» SET EXERCISE: Present every line in which the string "this" appears.

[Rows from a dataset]
● ● ● ● ●

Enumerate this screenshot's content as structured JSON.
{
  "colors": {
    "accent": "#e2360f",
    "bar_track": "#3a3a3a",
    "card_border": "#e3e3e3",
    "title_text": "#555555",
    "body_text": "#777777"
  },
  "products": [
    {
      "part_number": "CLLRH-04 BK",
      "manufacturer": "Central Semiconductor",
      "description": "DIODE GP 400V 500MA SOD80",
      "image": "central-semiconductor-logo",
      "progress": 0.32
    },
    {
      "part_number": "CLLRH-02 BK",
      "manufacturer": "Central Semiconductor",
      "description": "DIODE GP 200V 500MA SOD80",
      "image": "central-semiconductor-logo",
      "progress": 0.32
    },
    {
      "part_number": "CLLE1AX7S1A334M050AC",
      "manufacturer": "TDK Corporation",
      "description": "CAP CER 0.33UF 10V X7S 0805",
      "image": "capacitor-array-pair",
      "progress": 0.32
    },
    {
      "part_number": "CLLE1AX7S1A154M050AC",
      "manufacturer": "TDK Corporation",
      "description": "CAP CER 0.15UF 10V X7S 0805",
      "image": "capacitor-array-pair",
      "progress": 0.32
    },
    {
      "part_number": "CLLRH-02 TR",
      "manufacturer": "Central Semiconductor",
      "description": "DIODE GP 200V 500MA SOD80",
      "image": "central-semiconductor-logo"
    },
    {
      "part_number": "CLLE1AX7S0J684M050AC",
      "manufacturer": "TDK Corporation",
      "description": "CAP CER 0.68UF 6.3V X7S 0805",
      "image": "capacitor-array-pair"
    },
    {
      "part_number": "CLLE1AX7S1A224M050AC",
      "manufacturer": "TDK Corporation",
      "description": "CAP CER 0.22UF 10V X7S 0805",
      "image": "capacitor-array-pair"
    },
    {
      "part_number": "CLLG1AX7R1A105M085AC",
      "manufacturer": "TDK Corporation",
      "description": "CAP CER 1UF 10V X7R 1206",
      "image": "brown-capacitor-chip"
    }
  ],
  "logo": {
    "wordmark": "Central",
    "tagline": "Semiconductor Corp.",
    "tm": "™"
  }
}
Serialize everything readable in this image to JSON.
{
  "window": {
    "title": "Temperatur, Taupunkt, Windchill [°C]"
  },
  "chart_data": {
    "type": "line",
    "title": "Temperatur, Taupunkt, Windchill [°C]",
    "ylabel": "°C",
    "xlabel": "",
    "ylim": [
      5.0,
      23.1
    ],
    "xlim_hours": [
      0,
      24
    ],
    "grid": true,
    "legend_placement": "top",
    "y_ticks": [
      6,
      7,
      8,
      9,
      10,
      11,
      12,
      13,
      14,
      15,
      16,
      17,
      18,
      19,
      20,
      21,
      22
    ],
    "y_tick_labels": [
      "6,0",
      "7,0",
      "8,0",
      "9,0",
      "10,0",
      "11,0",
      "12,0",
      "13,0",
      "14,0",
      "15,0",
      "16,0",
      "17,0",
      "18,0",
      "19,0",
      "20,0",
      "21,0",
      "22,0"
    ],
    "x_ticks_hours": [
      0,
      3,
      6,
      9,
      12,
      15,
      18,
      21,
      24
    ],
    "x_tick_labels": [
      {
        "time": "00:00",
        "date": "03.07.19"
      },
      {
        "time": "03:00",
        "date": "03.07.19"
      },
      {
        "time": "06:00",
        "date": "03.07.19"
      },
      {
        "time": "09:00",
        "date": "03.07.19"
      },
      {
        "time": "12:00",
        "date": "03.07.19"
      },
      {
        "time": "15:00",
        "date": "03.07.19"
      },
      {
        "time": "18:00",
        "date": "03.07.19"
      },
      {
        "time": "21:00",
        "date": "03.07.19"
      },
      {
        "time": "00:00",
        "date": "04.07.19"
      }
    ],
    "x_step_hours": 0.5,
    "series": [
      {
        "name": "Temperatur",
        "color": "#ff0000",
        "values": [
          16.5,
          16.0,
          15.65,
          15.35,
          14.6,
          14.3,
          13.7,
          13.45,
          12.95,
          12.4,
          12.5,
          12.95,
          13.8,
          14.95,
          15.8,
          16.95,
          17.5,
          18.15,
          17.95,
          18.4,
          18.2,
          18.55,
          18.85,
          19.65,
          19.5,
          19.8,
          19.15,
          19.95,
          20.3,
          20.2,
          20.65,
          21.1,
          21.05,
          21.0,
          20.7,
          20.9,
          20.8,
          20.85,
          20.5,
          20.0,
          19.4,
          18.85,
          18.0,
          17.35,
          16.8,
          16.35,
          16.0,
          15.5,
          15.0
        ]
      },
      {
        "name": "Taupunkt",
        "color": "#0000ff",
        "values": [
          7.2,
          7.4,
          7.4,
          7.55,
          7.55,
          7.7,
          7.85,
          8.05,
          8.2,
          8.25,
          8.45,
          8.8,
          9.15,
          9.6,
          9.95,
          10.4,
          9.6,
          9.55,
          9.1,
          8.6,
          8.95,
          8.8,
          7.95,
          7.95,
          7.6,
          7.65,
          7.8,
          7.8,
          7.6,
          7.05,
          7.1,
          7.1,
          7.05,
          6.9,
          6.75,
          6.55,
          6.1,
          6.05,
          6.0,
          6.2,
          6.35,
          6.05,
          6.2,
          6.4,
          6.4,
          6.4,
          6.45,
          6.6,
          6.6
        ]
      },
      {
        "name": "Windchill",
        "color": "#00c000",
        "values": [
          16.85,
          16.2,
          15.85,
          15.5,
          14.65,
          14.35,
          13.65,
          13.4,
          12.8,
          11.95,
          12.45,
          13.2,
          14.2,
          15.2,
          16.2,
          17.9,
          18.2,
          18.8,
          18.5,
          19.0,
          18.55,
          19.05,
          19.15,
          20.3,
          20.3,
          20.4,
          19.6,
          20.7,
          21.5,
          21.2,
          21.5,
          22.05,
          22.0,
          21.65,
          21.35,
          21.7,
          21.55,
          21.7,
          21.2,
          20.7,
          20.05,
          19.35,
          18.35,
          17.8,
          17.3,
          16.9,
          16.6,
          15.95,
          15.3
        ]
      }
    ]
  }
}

● ● ● ● ●

» RESPONSE BELOW:
Enumerate this screenshot's content as structured JSON.
Serialize everything readable in this image to JSON.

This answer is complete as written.